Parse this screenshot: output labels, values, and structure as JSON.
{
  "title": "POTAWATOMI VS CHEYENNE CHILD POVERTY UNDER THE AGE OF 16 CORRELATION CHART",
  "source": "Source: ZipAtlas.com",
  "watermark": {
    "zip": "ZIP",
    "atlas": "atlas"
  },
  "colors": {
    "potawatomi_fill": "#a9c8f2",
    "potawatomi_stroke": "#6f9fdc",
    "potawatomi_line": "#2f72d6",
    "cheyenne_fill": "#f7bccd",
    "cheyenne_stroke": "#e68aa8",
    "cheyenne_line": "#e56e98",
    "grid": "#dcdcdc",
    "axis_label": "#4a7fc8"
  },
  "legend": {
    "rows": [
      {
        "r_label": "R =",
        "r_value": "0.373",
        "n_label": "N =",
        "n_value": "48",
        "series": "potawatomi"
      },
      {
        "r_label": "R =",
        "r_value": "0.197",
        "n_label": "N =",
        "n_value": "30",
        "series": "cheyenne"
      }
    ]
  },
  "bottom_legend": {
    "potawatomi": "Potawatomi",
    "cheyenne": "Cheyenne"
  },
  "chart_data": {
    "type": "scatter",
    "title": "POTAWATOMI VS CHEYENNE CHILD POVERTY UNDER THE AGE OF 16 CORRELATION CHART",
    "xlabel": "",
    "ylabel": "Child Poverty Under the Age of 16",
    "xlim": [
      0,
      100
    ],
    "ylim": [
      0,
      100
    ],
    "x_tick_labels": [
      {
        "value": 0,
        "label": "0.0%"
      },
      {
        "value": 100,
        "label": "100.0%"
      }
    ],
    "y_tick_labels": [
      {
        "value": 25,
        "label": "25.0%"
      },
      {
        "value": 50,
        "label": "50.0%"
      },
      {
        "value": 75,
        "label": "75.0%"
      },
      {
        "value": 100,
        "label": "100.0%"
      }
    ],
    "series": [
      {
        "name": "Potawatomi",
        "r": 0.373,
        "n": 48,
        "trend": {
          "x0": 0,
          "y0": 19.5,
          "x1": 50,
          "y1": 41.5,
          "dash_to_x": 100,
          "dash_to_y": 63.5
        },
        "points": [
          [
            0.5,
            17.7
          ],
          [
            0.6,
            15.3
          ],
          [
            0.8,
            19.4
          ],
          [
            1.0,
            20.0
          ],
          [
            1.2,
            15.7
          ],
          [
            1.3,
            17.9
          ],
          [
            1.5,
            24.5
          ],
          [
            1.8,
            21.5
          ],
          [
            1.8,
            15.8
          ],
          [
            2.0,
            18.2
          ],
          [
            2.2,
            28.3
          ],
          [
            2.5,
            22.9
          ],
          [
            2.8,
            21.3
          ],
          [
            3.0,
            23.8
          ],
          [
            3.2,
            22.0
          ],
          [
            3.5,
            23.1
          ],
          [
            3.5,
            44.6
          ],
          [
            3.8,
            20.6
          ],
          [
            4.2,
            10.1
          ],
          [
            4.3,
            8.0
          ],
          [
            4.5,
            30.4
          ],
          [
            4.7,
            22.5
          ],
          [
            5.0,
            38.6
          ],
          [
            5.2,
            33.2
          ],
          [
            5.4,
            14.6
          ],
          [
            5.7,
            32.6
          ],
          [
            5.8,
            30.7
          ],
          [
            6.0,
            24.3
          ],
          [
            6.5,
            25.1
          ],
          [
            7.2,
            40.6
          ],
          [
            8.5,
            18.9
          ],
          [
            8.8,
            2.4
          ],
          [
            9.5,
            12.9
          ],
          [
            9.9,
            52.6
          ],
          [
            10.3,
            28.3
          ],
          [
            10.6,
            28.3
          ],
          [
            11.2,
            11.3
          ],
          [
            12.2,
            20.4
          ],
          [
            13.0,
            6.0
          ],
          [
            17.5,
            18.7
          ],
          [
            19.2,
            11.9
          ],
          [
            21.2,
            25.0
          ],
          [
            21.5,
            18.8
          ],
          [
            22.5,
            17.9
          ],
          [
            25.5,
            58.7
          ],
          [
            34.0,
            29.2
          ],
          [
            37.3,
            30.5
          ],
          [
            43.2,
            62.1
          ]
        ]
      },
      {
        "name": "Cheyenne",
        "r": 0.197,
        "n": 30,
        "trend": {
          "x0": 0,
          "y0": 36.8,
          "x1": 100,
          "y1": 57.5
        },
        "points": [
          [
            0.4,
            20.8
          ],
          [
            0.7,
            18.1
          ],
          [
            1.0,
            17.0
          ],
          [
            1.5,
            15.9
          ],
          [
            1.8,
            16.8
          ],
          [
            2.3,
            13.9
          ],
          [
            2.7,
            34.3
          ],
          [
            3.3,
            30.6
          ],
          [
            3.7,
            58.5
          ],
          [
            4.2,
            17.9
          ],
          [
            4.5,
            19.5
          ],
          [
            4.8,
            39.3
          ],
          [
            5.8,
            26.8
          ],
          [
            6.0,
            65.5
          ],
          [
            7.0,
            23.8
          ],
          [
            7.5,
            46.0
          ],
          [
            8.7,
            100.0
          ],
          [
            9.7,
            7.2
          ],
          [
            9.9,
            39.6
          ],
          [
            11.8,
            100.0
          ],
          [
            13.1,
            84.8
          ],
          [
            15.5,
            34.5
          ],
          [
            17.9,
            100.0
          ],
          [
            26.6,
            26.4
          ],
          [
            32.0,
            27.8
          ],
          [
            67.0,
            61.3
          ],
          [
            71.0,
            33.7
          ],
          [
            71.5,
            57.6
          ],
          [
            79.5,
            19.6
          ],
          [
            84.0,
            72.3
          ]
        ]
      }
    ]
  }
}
####################
■ **Required work**:
Transcribe the data above in full, exactly.

■ **Exercise result**:
Parse this screenshot: output labels, values, and structure as JSON.
{
  "title": "POTAWATOMI VS CHEYENNE CHILD POVERTY UNDER THE AGE OF 16 CORRELATION CHART",
  "source": "Source: ZipAtlas.com",
  "watermark": {
    "zip": "ZIP",
    "atlas": "atlas"
  },
  "colors": {
    "potawatomi_fill": "#a9c8f2",
    "potawatomi_stroke": "#6f9fdc",
    "potawatomi_line": "#2f72d6",
    "cheyenne_fill": "#f7bccd",
    "cheyenne_stroke": "#e68aa8",
    "cheyenne_line": "#e56e98",
    "grid": "#dcdcdc",
    "axis_label": "#4a7fc8"
  },
  "legend": {
    "rows": [
      {
        "r_label": "R =",
        "r_value": "0.373",
        "n_label": "N =",
        "n_value": "48",
        "series": "potawatomi"
      },
      {
        "r_label": "R =",
        "r_value": "0.197",
        "n_label": "N =",
        "n_value": "30",
        "series": "cheyenne"
      }
    ]
  },
  "bottom_legend": {
    "potawatomi": "Potawatomi",
    "cheyenne": "Cheyenne"
  },
  "chart_data": {
    "type": "scatter",
    "title": "POTAWATOMI VS CHEYENNE CHILD POVERTY UNDER THE AGE OF 16 CORRELATION CHART",
    "xlabel": "",
    "ylabel": "Child Poverty Under the Age of 16",
    "xlim": [
      0,
      100
    ],
    "ylim": [
      0,
      100
    ],
    "x_tick_labels": [
      {
        "value": 0,
        "label": "0.0%"
      },
      {
        "value": 100,
        "label": "100.0%"
      }
    ],
    "y_tick_labels": [
      {
        "value": 25,
        "label": "25.0%"
      },
      {
        "value": 50,
        "label": "50.0%"
      },
      {
        "value": 75,
        "label": "75.0%"
      },
      {
        "value": 100,
        "label": "100.0%"
      }
    ],
    "series": [
      {
        "name": "Potawatomi",
        "r": 0.373,
        "n": 48,
        "trend": {
          "x0": 0,
          "y0": 19.5,
          "x1": 50,
          "y1": 41.5,
          "dash_to_x": 100,
          "dash_to_y": 63.5
        },
        "points": [
          [
            0.5,
            17.7
          ],
          [
            0.6,
            15.3
          ],
          [
            0.8,
            19.4
          ],
          [
            1.0,
            20.0
          ],
          [
            1.2,
            15.7
          ],
          [
            1.3,
            17.9
          ],
          [
            1.5,
            24.5
          ],
          [
            1.8,
            21.5
          ],
          [
            1.8,
            15.8
          ],
          [
            2.0,
            18.2
          ],
          [
            2.2,
            28.3
          ],
          [
            2.5,
            22.9
          ],
          [
            2.8,
            21.3
          ],
          [
            3.0,
            23.8
          ],
          [
            3.2,
            22.0
          ],
          [
            3.5,
            23.1
          ],
          [
            3.5,
            44.6
          ],
          [
            3.8,
            20.6
          ],
          [
            4.2,
            10.1
          ],
          [
            4.3,
            8.0
          ],
          [
            4.5,
            30.4
          ],
          [
            4.7,
            22.5
          ],
          [
            5.0,
            38.6
          ],
          [
            5.2,
            33.2
          ],
          [
            5.4,
            14.6
          ],
          [
            5.7,
            32.6
          ],
          [
            5.8,
            30.7
          ],
          [
            6.0,
            24.3
          ],
          [
            6.5,
            25.1
          ],
          [
            7.2,
            40.6
          ],
          [
            8.5,
            18.9
          ],
          [
            8.8,
            2.4
          ],
          [
            9.5,
            12.9
          ],
          [
            9.9,
            52.6
          ],
          [
            10.3,
            28.3
          ],
          [
            10.6,
            28.3
          ],
          [
            11.2,
            11.3
          ],
          [
            12.2,
            20.4
          ],
          [
            13.0,
            6.0
          ],
          [
            17.5,
            18.7
          ],
          [
            19.2,
            11.9
          ],
          [
            21.2,
            25.0
          ],
          [
            21.5,
            18.8
          ],
          [
            22.5,
            17.9
          ],
          [
            25.5,
            58.7
          ],
          [
            34.0,
            29.2
          ],
          [
            37.3,
            30.5
          ],
          [
            43.2,
            62.1
          ]
        ]
      },
      {
        "name": "Cheyenne",
        "r": 0.197,
        "n": 30,
        "trend": {
          "x0": 0,
          "y0": 36.8,
          "x1": 100,
          "y1": 57.5
        },
        "points": [
          [
            0.4,
            20.8
          ],
          [
            0.7,
            18.1
          ],
          [
            1.0,
            17.0
          ],
          [
            1.5,
            15.9
          ],
          [
            1.8,
            16.8
          ],
          [
            2.3,
            13.9
          ],
          [
            2.7,
            34.3
          ],
          [
            3.3,
            30.6
          ],
          [
            3.7,
            58.5
          ],
          [
            4.2,
            17.9
          ],
          [
            4.5,
            19.5
          ],
          [
            4.8,
            39.3
          ],
          [
            5.8,
            26.8
          ],
          [
            6.0,
            65.5
          ],
          [
            7.0,
            23.8
          ],
          [
            7.5,
            46.0
          ],
          [
            8.7,
            100.0
          ],
          [
            9.7,
            7.2
          ],
          [
            9.9,
            39.6
          ],
          [
            11.8,
            100.0
          ],
          [
            13.1,
            84.8
          ],
          [
            15.5,
            34.5
          ],
          [
            17.9,
            100.0
          ],
          [
            26.6,
            26.4
          ],
          [
            32.0,
            27.8
          ],
          [
            67.0,
            61.3
          ],
          [
            71.0,
            33.7
          ],
          [
            71.5,
            57.6
          ],
          [
            79.5,
            19.6
          ],
          [
            84.0,
            72.3
          ]
        ]
      }
    ]
  }
}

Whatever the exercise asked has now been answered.